Give the number of lines that hold the string "záznamu". Nothing else is needed.

◆ DATASET ROWS ◆
▬▬▬▬▬▬
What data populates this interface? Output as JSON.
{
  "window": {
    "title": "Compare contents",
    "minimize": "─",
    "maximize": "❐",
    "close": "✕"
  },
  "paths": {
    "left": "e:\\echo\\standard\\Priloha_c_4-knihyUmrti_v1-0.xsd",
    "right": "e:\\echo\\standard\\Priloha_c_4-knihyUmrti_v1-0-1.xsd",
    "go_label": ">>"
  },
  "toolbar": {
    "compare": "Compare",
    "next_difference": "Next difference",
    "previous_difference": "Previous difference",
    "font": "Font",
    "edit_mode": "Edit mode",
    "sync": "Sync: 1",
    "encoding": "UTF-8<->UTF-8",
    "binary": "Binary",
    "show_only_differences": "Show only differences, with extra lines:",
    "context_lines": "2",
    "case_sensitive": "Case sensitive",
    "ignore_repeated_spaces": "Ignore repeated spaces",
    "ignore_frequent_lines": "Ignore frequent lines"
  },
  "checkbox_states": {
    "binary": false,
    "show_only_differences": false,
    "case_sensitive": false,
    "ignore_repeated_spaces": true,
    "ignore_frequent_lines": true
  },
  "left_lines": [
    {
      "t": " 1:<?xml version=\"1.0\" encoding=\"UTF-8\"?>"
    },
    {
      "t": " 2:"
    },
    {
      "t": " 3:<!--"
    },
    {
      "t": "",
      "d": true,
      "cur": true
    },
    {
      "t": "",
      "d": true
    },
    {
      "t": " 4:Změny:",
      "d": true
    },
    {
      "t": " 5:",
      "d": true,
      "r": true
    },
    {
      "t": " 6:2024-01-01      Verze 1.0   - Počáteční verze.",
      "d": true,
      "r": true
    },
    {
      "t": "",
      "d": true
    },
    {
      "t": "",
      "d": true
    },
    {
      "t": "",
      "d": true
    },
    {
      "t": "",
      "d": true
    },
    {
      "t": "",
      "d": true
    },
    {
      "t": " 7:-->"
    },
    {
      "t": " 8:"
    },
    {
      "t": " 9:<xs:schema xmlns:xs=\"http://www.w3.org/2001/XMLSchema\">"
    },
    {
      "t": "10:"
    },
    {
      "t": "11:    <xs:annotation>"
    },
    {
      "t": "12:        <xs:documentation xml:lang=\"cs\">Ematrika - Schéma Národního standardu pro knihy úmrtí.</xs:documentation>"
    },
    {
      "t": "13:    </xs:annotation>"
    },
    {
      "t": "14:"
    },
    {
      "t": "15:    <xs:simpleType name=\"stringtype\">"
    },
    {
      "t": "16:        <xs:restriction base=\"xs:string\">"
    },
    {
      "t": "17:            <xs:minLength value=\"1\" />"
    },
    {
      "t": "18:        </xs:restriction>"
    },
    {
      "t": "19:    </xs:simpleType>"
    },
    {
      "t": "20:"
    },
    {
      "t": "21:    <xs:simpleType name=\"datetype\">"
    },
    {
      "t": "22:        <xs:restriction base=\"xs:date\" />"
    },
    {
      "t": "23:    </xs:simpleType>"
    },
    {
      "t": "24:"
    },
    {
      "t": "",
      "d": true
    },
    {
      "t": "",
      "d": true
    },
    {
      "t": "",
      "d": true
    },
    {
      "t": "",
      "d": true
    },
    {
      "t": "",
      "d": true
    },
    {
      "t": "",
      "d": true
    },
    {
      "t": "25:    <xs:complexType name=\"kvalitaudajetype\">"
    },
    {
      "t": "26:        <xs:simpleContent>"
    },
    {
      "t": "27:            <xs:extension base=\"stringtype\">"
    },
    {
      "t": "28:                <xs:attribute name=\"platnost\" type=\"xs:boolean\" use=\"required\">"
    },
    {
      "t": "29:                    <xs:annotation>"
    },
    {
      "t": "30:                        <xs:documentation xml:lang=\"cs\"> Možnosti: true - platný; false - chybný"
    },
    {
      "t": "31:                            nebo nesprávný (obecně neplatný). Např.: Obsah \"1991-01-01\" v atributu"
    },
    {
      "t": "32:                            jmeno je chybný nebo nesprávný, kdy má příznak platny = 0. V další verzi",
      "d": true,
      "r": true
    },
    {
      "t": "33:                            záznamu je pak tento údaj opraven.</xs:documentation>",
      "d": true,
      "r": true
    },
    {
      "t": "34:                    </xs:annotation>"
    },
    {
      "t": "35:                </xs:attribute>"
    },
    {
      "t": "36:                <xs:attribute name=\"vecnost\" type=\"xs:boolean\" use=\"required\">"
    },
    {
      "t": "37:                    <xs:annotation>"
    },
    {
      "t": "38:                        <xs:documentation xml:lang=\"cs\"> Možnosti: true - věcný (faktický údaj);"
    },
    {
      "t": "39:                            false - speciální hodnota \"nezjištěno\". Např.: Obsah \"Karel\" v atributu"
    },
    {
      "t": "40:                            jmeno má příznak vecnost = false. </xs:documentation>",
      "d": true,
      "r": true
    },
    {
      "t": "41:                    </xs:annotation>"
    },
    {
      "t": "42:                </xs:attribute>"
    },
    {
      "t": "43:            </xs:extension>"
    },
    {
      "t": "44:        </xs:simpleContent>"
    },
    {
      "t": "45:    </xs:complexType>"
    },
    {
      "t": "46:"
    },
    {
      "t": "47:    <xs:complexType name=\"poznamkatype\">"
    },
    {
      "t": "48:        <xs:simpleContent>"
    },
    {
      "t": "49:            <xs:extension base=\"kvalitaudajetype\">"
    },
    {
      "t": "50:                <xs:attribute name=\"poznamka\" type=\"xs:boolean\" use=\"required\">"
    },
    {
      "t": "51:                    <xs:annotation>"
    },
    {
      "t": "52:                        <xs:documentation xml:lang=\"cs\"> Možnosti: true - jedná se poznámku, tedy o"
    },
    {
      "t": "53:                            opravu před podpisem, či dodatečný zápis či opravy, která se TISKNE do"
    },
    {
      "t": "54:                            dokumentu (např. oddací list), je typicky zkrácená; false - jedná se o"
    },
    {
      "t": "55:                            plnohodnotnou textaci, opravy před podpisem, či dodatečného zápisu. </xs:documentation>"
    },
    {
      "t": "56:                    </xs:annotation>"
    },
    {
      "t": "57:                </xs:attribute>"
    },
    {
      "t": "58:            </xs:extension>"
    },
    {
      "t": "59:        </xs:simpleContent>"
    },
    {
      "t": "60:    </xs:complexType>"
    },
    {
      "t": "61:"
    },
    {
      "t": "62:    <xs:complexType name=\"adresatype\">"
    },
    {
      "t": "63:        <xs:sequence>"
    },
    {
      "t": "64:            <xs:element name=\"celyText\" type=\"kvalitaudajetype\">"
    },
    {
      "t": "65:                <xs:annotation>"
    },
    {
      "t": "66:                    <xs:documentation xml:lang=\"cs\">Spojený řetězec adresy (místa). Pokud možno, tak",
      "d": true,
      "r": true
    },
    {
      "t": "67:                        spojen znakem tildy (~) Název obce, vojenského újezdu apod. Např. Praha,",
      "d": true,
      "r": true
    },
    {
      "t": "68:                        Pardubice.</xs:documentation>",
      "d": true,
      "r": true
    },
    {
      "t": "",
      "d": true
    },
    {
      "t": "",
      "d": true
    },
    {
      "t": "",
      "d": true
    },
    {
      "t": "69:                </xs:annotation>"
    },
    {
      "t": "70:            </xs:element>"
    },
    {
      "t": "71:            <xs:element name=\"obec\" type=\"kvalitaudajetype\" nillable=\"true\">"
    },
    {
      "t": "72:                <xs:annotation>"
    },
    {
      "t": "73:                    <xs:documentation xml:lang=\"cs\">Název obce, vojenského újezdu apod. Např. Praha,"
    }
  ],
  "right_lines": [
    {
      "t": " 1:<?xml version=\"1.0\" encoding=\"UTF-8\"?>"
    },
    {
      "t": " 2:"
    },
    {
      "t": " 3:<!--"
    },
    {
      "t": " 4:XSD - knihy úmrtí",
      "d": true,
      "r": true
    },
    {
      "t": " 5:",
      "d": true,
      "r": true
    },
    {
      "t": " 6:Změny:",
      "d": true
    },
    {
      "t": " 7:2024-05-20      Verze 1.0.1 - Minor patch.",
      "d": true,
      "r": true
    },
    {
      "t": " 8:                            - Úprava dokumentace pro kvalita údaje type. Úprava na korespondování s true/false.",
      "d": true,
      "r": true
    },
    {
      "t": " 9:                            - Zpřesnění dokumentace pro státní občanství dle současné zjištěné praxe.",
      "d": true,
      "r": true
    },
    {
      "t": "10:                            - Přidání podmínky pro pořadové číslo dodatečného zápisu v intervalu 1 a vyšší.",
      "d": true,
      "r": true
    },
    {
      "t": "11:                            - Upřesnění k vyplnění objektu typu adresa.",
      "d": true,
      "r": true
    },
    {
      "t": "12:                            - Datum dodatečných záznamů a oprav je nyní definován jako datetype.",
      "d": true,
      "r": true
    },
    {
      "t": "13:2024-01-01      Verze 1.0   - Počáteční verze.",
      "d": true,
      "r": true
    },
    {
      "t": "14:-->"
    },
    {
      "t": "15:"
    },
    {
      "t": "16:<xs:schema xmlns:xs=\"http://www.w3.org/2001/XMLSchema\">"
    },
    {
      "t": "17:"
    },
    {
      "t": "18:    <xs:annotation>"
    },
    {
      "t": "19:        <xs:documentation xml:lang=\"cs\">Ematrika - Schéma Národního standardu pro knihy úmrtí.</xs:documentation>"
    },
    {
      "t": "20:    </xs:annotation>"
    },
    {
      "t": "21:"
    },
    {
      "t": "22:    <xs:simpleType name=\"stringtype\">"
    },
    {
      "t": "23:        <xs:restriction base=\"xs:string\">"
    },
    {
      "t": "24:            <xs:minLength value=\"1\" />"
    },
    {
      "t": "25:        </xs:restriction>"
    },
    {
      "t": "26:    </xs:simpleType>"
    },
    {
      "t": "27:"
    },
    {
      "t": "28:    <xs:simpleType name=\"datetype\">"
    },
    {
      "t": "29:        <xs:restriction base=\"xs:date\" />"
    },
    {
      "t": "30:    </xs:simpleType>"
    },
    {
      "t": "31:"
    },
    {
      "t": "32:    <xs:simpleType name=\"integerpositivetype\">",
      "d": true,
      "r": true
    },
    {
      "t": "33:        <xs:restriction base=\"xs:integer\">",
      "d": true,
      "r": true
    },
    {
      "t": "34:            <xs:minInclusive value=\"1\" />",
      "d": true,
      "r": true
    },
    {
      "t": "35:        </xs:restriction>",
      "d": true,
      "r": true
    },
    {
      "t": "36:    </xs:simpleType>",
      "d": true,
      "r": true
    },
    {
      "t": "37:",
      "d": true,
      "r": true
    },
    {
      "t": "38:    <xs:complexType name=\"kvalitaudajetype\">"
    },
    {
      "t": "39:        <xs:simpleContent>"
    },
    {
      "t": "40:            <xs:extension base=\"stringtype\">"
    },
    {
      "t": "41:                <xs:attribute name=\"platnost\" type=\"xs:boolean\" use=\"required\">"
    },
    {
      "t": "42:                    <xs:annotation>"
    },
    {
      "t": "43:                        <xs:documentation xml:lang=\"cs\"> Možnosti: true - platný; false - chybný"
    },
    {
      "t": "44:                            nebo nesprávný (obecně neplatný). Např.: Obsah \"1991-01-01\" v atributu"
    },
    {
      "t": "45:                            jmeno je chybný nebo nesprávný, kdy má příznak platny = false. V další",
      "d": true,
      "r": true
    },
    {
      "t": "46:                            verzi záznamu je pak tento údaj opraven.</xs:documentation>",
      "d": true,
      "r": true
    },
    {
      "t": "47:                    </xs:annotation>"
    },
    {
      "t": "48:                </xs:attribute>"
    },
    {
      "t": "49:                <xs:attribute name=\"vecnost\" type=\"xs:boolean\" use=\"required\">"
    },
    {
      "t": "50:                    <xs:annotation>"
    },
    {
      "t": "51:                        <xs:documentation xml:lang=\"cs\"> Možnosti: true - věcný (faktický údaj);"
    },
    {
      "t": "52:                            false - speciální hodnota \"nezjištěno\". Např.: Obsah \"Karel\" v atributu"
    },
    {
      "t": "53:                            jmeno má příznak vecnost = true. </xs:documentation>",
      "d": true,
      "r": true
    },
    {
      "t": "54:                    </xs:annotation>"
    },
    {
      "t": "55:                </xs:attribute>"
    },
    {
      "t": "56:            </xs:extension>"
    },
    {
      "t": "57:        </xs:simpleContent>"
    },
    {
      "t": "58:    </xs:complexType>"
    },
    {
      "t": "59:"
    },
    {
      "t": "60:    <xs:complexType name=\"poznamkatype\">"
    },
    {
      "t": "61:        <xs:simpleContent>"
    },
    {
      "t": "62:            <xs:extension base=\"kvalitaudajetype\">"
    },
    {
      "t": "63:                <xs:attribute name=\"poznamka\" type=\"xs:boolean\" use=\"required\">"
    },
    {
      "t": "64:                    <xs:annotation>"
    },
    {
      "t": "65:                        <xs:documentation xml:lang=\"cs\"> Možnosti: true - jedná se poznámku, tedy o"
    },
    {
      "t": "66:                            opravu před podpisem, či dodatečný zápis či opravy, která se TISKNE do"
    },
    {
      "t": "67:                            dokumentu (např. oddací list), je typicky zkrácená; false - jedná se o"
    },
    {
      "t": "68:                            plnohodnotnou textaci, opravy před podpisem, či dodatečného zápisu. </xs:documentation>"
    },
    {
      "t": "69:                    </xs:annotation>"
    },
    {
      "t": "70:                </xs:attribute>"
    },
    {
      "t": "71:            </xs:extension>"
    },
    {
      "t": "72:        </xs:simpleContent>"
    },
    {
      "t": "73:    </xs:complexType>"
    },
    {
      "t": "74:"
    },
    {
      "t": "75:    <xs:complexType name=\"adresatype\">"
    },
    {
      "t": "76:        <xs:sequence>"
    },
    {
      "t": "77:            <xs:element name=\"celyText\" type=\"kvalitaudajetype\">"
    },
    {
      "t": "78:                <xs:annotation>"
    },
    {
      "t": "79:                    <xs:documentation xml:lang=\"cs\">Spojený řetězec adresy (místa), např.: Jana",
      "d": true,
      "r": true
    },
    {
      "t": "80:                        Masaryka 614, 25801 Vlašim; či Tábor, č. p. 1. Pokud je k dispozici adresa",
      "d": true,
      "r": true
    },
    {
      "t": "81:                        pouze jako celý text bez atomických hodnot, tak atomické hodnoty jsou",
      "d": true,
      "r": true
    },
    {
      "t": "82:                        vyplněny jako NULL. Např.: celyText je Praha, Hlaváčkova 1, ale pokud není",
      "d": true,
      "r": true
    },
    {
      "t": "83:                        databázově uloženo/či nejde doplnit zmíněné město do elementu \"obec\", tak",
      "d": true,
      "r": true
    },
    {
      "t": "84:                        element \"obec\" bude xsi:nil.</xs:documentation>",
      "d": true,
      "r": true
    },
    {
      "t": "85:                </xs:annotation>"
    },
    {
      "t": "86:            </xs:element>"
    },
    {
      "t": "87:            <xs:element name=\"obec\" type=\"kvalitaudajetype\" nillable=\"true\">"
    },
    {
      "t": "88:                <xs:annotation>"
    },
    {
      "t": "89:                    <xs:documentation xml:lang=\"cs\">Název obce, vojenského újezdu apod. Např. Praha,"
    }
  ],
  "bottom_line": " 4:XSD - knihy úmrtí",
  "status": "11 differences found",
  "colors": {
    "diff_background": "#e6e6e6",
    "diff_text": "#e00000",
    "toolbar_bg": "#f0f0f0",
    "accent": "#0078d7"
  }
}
▬▬▬▬▬▬
◆ REPLY TO THE EXERCISE ◆
2